_Task details_
It is required that all of the data be written out exactly.

_Listed entries_
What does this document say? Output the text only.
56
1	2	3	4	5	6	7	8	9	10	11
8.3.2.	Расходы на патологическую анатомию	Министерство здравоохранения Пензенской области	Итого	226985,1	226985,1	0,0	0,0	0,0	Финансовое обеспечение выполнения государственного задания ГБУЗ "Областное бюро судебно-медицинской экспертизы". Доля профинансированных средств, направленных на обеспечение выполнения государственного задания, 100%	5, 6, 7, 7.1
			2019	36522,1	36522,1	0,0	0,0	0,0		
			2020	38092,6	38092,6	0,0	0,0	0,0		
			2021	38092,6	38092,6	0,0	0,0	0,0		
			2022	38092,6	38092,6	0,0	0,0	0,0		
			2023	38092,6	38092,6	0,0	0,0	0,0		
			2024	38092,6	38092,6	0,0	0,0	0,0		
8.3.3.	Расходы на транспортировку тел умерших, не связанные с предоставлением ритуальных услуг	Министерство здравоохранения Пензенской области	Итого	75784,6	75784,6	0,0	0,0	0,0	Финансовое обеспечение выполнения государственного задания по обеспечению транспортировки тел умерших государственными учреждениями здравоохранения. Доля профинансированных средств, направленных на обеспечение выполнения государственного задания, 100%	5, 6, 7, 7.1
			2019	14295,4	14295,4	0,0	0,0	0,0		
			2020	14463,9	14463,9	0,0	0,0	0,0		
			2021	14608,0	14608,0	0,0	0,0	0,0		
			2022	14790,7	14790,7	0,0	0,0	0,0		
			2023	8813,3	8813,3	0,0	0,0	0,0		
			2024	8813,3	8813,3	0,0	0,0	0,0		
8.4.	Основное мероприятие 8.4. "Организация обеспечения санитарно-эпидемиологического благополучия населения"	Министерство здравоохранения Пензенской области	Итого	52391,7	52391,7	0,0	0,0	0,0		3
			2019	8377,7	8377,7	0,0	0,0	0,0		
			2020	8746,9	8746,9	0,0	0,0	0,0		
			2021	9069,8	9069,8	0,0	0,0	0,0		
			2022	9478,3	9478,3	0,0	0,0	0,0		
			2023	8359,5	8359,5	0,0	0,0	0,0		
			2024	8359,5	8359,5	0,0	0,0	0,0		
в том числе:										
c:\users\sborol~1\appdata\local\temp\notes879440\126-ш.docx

_Output_
What does this document say? Output the text only.
56
1	2	3	4	5	6	7	8	9	10	11
8.3.2.	Расходы на патологическую анатомию	Министерство здравоохранения Пензенской области	Итого	226985,1	226985,1	0,0	0,0	0,0	Финансовое обеспечение выполнения государственного задания ГБУЗ "Областное бюро судебно-медицинской экспертизы". Доля профинансированных средств, направленных на обеспечение выполнения государственного задания, 100%	5, 6, 7, 7.1
			2019	36522,1	36522,1	0,0	0,0	0,0		
			2020	38092,6	38092,6	0,0	0,0	0,0		
			2021	38092,6	38092,6	0,0	0,0	0,0		
			2022	38092,6	38092,6	0,0	0,0	0,0		
			2023	38092,6	38092,6	0,0	0,0	0,0		
			2024	38092,6	38092,6	0,0	0,0	0,0		
8.3.3.	Расходы на транспортировку тел умерших, не связанные с предоставлением ритуальных услуг	Министерство здравоохранения Пензенской области	Итого	75784,6	75784,6	0,0	0,0	0,0	Финансовое обеспечение выполнения государственного задания по обеспечению транспортировки тел умерших государственными учреждениями здравоохранения. Доля профинансированных средств, направленных на обеспечение выполнения государственного задания, 100%	5, 6, 7, 7.1
			2019	14295,4	14295,4	0,0	0,0	0,0		
			2020	14463,9	14463,9	0,0	0,0	0,0		
			2021	14608,0	14608,0	0,0	0,0	0,0		
			2022	14790,7	14790,7	0,0	0,0	0,0		
			2023	8813,3	8813,3	0,0	0,0	0,0		
			2024	8813,3	8813,3	0,0	0,0	0,0		
8.4.	Основное мероприятие 8.4. "Организация обеспечения санитарно-эпидемиологического благополучия населения"	Министерство здравоохранения Пензенской области	Итого	52391,7	52391,7	0,0	0,0	0,0		3
			2019	8377,7	8377,7	0,0	0,0	0,0		
			2020	8746,9	8746,9	0,0	0,0	0,0		
			2021	9069,8	9069,8	0,0	0,0	0,0		
			2022	9478,3	9478,3	0,0	0,0	0,0		
			2023	8359,5	8359,5	0,0	0,0	0,0		
			2024	8359,5	8359,5	0,0	0,0	0,0		
в том числе:										
c:\users\sborol~1\appdata\local\temp\notes879440\126-ш.docx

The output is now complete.